What is asked -> Please rewrite the rows from the start through the line containing "panel-non-bottom-line: Varies widely", inclusive, substituting "person" for "individual" and leaving everything else the same.

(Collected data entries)
********************
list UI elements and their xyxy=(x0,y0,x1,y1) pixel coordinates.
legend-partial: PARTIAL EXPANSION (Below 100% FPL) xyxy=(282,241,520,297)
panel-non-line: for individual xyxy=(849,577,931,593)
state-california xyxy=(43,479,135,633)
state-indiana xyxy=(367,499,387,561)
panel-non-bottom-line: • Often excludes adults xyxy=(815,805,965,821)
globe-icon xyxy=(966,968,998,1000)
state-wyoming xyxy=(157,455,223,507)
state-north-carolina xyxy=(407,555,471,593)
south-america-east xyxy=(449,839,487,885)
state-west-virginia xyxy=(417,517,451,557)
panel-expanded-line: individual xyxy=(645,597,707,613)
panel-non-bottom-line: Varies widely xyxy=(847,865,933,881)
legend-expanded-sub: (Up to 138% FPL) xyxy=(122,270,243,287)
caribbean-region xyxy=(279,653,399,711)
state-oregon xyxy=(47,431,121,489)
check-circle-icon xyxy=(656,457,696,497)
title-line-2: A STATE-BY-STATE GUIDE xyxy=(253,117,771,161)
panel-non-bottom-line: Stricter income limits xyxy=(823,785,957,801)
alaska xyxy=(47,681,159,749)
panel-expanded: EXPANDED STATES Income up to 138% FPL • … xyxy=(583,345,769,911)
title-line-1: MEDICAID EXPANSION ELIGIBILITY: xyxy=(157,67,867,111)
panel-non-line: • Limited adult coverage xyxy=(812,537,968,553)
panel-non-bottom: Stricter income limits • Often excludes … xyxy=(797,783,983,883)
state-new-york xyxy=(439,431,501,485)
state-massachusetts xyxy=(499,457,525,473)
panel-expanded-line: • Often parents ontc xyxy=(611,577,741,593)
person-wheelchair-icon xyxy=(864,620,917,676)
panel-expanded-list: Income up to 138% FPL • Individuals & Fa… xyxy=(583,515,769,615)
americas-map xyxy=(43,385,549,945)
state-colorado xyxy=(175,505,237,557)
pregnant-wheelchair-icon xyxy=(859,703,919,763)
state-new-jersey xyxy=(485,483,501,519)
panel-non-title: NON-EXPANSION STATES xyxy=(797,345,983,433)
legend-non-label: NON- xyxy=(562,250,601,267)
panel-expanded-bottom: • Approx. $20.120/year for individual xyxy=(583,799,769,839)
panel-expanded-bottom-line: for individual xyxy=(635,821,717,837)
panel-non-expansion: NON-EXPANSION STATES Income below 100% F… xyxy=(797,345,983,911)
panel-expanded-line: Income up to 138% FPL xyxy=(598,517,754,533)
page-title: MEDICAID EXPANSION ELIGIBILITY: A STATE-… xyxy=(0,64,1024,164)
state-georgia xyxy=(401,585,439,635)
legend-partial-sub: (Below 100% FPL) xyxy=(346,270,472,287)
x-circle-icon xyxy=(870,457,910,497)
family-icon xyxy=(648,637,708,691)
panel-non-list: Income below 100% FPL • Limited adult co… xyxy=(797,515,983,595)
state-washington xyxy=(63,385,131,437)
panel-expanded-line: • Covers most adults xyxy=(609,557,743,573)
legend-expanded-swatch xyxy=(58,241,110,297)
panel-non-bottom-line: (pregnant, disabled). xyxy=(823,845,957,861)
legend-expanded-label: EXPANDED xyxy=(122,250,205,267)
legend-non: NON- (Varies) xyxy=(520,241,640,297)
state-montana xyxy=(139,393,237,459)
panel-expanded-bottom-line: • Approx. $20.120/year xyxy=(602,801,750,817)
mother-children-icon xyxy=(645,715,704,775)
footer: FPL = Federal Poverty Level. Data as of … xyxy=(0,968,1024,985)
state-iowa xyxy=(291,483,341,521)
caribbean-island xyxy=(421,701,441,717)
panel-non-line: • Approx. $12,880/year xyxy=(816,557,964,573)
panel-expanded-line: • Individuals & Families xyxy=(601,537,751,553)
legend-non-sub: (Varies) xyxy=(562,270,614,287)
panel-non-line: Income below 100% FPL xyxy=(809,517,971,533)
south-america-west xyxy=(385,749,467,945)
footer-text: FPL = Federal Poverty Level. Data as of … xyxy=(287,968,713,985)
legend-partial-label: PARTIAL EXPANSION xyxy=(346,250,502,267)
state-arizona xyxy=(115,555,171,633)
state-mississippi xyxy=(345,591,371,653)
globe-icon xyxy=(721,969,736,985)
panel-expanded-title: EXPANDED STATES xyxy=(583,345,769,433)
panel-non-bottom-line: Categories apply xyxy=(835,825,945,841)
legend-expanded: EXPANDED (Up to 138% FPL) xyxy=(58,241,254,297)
********************
Final result ->
list UI elements and their xyxy=(x0,y0,x1,y1) pixel coordinates.
legend-partial: PARTIAL EXPANSION (Below 100% FPL) xyxy=(282,241,520,297)
panel-non-line: for person xyxy=(849,577,931,593)
state-california xyxy=(43,479,135,633)
state-indiana xyxy=(367,499,387,561)
panel-non-bottom-line: • Often excludes adults xyxy=(815,805,965,821)
globe-icon xyxy=(966,968,998,1000)
state-wyoming xyxy=(157,455,223,507)
state-north-carolina xyxy=(407,555,471,593)
south-america-east xyxy=(449,839,487,885)
state-west-virginia xyxy=(417,517,451,557)
panel-expanded-line: person xyxy=(645,597,707,613)
panel-non-bottom-line: Varies widely xyxy=(847,865,933,881)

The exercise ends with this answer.